# Supplied entries start

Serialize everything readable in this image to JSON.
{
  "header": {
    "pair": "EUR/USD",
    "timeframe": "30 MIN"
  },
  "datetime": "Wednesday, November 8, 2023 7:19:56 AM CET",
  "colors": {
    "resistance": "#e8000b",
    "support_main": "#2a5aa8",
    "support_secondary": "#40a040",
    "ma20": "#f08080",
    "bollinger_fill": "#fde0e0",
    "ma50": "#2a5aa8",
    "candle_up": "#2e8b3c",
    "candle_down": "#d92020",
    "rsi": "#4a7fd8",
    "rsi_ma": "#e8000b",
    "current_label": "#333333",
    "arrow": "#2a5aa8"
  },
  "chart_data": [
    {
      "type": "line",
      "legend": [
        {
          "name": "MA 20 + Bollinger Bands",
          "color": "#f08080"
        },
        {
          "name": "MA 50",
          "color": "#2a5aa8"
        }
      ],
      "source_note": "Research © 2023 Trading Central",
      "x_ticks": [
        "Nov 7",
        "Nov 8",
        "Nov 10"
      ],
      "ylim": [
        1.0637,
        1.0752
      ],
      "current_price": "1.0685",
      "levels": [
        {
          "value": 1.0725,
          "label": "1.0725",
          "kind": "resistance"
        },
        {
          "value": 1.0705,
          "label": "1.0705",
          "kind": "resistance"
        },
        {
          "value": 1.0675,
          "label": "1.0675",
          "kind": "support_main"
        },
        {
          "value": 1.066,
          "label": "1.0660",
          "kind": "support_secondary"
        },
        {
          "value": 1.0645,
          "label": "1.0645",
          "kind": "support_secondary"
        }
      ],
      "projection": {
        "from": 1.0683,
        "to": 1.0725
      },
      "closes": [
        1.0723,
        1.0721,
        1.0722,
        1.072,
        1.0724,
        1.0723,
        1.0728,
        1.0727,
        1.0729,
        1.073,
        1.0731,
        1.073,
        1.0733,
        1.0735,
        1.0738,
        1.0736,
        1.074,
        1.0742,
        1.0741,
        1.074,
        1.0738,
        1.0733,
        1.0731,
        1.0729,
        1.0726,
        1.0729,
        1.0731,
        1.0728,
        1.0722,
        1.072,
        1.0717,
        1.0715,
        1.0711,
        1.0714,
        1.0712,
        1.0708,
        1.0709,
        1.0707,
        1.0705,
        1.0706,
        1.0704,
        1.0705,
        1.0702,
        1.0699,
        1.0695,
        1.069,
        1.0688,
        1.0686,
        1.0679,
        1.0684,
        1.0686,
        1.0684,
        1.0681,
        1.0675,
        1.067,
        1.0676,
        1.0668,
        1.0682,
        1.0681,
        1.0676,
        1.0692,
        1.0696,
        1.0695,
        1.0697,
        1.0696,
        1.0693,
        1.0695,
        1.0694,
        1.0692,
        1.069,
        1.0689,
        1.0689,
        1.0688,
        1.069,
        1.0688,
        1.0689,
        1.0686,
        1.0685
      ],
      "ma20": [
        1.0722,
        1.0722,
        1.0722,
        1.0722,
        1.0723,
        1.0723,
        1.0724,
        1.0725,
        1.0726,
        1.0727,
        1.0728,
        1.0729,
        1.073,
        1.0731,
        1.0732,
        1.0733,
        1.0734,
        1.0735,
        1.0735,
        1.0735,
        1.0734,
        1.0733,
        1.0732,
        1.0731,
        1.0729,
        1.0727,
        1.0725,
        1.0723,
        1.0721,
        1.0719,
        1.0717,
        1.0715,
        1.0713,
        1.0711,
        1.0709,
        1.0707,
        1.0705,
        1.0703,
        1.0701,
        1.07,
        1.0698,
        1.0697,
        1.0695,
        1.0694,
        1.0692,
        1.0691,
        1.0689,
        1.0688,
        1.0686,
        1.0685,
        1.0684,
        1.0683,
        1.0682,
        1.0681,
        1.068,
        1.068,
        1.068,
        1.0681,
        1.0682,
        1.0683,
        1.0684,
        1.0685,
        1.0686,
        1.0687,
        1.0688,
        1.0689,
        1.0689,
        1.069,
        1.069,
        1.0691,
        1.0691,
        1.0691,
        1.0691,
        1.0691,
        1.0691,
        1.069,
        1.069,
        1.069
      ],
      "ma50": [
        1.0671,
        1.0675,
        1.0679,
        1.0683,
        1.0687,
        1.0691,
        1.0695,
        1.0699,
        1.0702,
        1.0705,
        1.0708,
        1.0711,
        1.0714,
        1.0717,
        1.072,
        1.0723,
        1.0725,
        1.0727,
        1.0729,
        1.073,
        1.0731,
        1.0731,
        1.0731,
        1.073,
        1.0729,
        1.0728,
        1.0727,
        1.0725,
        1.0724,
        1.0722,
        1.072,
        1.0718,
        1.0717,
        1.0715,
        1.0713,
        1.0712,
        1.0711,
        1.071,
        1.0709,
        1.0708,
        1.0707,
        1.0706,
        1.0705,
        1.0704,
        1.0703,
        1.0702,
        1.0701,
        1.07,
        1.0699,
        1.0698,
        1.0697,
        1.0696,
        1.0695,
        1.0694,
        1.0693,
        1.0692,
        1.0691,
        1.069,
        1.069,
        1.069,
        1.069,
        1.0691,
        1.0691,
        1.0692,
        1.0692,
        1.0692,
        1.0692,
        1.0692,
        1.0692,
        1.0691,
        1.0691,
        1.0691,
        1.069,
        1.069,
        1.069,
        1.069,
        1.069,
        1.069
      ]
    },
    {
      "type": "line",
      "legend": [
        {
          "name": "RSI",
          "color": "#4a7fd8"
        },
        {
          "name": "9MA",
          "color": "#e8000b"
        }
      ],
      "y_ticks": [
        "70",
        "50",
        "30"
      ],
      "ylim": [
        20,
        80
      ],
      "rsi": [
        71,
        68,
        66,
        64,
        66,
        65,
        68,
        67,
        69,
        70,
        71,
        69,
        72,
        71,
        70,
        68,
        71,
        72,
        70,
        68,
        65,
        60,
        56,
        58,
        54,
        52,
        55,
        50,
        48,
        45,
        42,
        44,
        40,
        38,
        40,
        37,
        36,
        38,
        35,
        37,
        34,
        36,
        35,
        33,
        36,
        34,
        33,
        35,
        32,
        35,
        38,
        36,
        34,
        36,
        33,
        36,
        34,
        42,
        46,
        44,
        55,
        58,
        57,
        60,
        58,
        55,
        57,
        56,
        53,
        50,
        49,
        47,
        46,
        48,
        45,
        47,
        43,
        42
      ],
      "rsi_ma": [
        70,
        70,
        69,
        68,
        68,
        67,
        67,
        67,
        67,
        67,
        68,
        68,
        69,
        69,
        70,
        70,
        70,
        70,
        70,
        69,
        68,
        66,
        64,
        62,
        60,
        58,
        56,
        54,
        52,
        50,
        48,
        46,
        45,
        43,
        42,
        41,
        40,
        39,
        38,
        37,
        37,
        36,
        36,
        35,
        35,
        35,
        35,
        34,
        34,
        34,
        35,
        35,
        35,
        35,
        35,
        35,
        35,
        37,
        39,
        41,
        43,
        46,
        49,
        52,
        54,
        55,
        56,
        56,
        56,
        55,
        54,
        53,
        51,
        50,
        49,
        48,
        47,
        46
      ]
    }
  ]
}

# Supplied entries end

- _Written problem_
Reproduce the records above exactly.

- _Output_
Serialize everything readable in this image to JSON.
{
  "header": {
    "pair": "EUR/USD",
    "timeframe": "30 MIN"
  },
  "datetime": "Wednesday, November 8, 2023 7:19:56 AM CET",
  "colors": {
    "resistance": "#e8000b",
    "support_main": "#2a5aa8",
    "support_secondary": "#40a040",
    "ma20": "#f08080",
    "bollinger_fill": "#fde0e0",
    "ma50": "#2a5aa8",
    "candle_up": "#2e8b3c",
    "candle_down": "#d92020",
    "rsi": "#4a7fd8",
    "rsi_ma": "#e8000b",
    "current_label": "#333333",
    "arrow": "#2a5aa8"
  },
  "chart_data": [
    {
      "type": "line",
      "legend": [
        {
          "name": "MA 20 + Bollinger Bands",
          "color": "#f08080"
        },
        {
          "name": "MA 50",
          "color": "#2a5aa8"
        }
      ],
      "source_note": "Research © 2023 Trading Central",
      "x_ticks": [
        "Nov 7",
        "Nov 8",
        "Nov 10"
      ],
      "ylim": [
        1.0637,
        1.0752
      ],
      "current_price": "1.0685",
      "levels": [
        {
          "value": 1.0725,
          "label": "1.0725",
          "kind": "resistance"
        },
        {
          "value": 1.0705,
          "label": "1.0705",
          "kind": "resistance"
        },
        {
          "value": 1.0675,
          "label": "1.0675",
          "kind": "support_main"
        },
        {
          "value": 1.066,
          "label": "1.0660",
          "kind": "support_secondary"
        },
        {
          "value": 1.0645,
          "label": "1.0645",
          "kind": "support_secondary"
        }
      ],
      "projection": {
        "from": 1.0683,
        "to": 1.0725
      },
      "closes": [
        1.0723,
        1.0721,
        1.0722,
        1.072,
        1.0724,
        1.0723,
        1.0728,
        1.0727,
        1.0729,
        1.073,
        1.0731,
        1.073,
        1.0733,
        1.0735,
        1.0738,
        1.0736,
        1.074,
        1.0742,
        1.0741,
        1.074,
        1.0738,
        1.0733,
        1.0731,
        1.0729,
        1.0726,
        1.0729,
        1.0731,
        1.0728,
        1.0722,
        1.072,
        1.0717,
        1.0715,
        1.0711,
        1.0714,
        1.0712,
        1.0708,
        1.0709,
        1.0707,
        1.0705,
        1.0706,
        1.0704,
        1.0705,
        1.0702,
        1.0699,
        1.0695,
        1.069,
        1.0688,
        1.0686,
        1.0679,
        1.0684,
        1.0686,
        1.0684,
        1.0681,
        1.0675,
        1.067,
        1.0676,
        1.0668,
        1.0682,
        1.0681,
        1.0676,
        1.0692,
        1.0696,
        1.0695,
        1.0697,
        1.0696,
        1.0693,
        1.0695,
        1.0694,
        1.0692,
        1.069,
        1.0689,
        1.0689,
        1.0688,
        1.069,
        1.0688,
        1.0689,
        1.0686,
        1.0685
      ],
      "ma20": [
        1.0722,
        1.0722,
        1.0722,
        1.0722,
        1.0723,
        1.0723,
        1.0724,
        1.0725,
        1.0726,
        1.0727,
        1.0728,
        1.0729,
        1.073,
        1.0731,
        1.0732,
        1.0733,
        1.0734,
        1.0735,
        1.0735,
        1.0735,
        1.0734,
        1.0733,
        1.0732,
        1.0731,
        1.0729,
        1.0727,
        1.0725,
        1.0723,
        1.0721,
        1.0719,
        1.0717,
        1.0715,
        1.0713,
        1.0711,
        1.0709,
        1.0707,
        1.0705,
        1.0703,
        1.0701,
        1.07,
        1.0698,
        1.0697,
        1.0695,
        1.0694,
        1.0692,
        1.0691,
        1.0689,
        1.0688,
        1.0686,
        1.0685,
        1.0684,
        1.0683,
        1.0682,
        1.0681,
        1.068,
        1.068,
        1.068,
        1.0681,
        1.0682,
        1.0683,
        1.0684,
        1.0685,
        1.0686,
        1.0687,
        1.0688,
        1.0689,
        1.0689,
        1.069,
        1.069,
        1.0691,
        1.0691,
        1.0691,
        1.0691,
        1.0691,
        1.0691,
        1.069,
        1.069,
        1.069
      ],
      "ma50": [
        1.0671,
        1.0675,
        1.0679,
        1.0683,
        1.0687,
        1.0691,
        1.0695,
        1.0699,
        1.0702,
        1.0705,
        1.0708,
        1.0711,
        1.0714,
        1.0717,
        1.072,
        1.0723,
        1.0725,
        1.0727,
        1.0729,
        1.073,
        1.0731,
        1.0731,
        1.0731,
        1.073,
        1.0729,
        1.0728,
        1.0727,
        1.0725,
        1.0724,
        1.0722,
        1.072,
        1.0718,
        1.0717,
        1.0715,
        1.0713,
        1.0712,
        1.0711,
        1.071,
        1.0709,
        1.0708,
        1.0707,
        1.0706,
        1.0705,
        1.0704,
        1.0703,
        1.0702,
        1.0701,
        1.07,
        1.0699,
        1.0698,
        1.0697,
        1.0696,
        1.0695,
        1.0694,
        1.0693,
        1.0692,
        1.0691,
        1.069,
        1.069,
        1.069,
        1.069,
        1.0691,
        1.0691,
        1.0692,
        1.0692,
        1.0692,
        1.0692,
        1.0692,
        1.0692,
        1.0691,
        1.0691,
        1.0691,
        1.069,
        1.069,
        1.069,
        1.069,
        1.069,
        1.069
      ]
    },
    {
      "type": "line",
      "legend": [
        {
          "name": "RSI",
          "color": "#4a7fd8"
        },
        {
          "name": "9MA",
          "color": "#e8000b"
        }
      ],
      "y_ticks": [
        "70",
        "50",
        "30"
      ],
      "ylim": [
        20,
        80
      ],
      "rsi": [
        71,
        68,
        66,
        64,
        66,
        65,
        68,
        67,
        69,
        70,
        71,
        69,
        72,
        71,
        70,
        68,
        71,
        72,
        70,
        68,
        65,
        60,
        56,
        58,
        54,
        52,
        55,
        50,
        48,
        45,
        42,
        44,
        40,
        38,
        40,
        37,
        36,
        38,
        35,
        37,
        34,
        36,
        35,
        33,
        36,
        34,
        33,
        35,
        32,
        35,
        38,
        36,
        34,
        36,
        33,
        36,
        34,
        42,
        46,
        44,
        55,
        58,
        57,
        60,
        58,
        55,
        57,
        56,
        53,
        50,
        49,
        47,
        46,
        48,
        45,
        47,
        43,
        42
      ],
      "rsi_ma": [
        70,
        70,
        69,
        68,
        68,
        67,
        67,
        67,
        67,
        67,
        68,
        68,
        69,
        69,
        70,
        70,
        70,
        70,
        70,
        69,
        68,
        66,
        64,
        62,
        60,
        58,
        56,
        54,
        52,
        50,
        48,
        46,
        45,
        43,
        42,
        41,
        40,
        39,
        38,
        37,
        37,
        36,
        36,
        35,
        35,
        35,
        35,
        34,
        34,
        34,
        35,
        35,
        35,
        35,
        35,
        35,
        35,
        37,
        39,
        41,
        43,
        46,
        49,
        52,
        54,
        55,
        56,
        56,
        56,
        55,
        54,
        53,
        51,
        50,
        49,
        48,
        47,
        46
      ]
    }
  ]
}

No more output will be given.